→ **Given request**
Report every line in the listing that contains the string "term".

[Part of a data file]
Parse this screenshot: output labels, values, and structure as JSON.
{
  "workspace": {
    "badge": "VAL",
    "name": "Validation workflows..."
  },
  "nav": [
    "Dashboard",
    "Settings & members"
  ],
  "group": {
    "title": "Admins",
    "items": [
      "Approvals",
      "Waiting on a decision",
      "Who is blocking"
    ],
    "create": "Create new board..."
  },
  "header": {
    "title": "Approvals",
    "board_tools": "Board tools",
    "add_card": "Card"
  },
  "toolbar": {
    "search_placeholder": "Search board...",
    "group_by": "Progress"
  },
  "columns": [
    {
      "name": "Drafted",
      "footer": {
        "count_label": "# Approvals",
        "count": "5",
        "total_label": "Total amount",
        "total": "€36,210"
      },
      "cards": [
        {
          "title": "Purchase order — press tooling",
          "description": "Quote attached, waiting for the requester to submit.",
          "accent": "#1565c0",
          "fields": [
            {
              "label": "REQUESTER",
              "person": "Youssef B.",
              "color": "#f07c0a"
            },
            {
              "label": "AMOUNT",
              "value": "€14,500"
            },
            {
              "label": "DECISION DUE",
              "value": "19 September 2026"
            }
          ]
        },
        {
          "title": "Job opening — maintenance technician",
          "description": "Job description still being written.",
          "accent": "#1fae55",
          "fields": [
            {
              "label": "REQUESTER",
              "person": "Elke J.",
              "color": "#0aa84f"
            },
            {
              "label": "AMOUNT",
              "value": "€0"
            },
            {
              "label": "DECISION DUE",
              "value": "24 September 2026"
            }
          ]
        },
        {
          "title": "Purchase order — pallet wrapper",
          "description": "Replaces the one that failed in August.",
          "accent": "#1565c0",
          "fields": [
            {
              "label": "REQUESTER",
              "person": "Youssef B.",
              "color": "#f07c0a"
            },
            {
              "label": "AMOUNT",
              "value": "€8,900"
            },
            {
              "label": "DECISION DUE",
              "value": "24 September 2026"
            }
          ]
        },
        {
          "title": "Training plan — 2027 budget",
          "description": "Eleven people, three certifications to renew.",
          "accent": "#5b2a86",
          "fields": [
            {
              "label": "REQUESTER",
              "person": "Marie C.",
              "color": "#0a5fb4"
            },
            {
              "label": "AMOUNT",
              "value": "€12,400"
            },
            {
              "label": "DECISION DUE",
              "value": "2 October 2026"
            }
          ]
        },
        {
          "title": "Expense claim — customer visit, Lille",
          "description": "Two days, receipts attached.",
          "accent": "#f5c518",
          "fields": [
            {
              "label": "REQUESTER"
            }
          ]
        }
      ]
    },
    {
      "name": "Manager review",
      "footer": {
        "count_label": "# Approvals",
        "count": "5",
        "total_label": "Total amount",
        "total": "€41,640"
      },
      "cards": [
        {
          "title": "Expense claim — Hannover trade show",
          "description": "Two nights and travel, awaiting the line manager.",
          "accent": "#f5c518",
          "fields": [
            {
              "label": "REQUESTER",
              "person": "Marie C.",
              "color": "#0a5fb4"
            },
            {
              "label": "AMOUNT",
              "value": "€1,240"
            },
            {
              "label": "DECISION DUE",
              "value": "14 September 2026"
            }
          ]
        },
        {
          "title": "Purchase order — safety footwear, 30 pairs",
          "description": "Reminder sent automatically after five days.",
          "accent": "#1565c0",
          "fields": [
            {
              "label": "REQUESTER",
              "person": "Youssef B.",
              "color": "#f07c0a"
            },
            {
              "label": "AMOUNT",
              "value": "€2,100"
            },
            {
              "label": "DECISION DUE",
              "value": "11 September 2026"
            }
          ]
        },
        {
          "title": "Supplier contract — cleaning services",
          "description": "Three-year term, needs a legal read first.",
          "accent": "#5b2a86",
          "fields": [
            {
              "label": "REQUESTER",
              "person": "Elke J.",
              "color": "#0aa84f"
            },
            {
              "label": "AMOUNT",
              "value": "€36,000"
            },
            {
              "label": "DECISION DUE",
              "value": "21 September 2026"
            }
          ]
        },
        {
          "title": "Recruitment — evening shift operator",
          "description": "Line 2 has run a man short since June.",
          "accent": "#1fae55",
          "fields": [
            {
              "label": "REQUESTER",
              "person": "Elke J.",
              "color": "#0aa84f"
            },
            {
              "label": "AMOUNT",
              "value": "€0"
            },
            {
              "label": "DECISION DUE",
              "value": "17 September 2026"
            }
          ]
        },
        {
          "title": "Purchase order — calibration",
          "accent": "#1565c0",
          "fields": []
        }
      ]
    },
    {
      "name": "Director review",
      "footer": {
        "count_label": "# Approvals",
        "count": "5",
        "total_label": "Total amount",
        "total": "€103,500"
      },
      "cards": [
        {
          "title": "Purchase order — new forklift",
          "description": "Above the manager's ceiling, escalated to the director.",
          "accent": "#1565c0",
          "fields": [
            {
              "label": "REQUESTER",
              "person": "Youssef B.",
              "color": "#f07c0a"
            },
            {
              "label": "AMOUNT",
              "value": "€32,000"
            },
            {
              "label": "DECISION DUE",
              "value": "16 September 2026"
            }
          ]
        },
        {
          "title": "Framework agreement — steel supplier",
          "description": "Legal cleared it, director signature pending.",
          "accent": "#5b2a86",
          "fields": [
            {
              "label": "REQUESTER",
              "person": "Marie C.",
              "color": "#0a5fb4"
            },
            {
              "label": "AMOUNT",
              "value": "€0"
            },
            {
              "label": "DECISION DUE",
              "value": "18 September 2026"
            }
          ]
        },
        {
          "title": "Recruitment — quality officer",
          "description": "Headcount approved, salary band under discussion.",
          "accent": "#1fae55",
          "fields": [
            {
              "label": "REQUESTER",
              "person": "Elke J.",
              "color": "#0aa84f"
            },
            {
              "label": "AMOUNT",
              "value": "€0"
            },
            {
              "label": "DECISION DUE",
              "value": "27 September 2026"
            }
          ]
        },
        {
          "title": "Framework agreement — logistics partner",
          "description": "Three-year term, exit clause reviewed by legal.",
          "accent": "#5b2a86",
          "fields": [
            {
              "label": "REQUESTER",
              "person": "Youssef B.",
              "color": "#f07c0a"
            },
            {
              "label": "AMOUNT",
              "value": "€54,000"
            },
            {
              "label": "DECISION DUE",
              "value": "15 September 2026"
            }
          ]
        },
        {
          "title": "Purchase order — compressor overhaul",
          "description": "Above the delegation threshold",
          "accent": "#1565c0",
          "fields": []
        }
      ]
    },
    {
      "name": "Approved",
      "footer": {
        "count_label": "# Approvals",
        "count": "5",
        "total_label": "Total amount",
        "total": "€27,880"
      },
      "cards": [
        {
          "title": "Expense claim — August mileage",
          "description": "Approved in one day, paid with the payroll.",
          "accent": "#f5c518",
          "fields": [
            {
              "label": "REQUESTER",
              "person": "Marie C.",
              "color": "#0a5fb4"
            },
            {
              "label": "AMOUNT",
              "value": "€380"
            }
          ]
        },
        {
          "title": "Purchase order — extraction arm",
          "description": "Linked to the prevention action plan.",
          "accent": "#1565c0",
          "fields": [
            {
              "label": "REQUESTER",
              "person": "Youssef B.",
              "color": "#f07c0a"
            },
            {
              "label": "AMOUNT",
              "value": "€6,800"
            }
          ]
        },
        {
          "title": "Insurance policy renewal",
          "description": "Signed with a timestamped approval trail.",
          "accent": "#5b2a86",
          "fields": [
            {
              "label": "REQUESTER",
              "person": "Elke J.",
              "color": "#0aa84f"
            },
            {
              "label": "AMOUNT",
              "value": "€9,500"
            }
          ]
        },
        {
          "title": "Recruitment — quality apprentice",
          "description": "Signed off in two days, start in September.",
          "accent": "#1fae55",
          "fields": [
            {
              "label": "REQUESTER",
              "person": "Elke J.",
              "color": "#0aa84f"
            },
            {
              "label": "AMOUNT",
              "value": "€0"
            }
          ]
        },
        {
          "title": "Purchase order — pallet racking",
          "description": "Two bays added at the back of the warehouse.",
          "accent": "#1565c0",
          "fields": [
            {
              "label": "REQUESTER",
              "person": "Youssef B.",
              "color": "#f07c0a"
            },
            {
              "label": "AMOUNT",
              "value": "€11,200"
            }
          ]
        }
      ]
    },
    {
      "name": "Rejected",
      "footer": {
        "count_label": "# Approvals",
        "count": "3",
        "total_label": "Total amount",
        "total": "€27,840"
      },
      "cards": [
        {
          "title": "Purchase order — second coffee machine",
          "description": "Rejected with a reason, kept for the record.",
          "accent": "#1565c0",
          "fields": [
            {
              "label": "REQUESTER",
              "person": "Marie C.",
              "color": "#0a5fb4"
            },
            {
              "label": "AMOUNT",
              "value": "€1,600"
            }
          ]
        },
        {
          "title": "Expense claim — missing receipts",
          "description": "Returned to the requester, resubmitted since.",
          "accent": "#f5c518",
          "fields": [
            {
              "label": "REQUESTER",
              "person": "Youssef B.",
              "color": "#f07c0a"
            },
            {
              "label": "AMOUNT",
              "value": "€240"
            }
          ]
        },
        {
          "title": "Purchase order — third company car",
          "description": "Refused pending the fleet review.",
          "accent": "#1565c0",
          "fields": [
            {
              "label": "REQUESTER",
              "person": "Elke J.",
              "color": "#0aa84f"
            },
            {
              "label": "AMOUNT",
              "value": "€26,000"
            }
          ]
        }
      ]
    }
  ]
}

→ **Solution to this exercise**
          "description": "Three-year term, needs a legal read first.",
          "description": "Three-year term, exit clause reviewed by legal.",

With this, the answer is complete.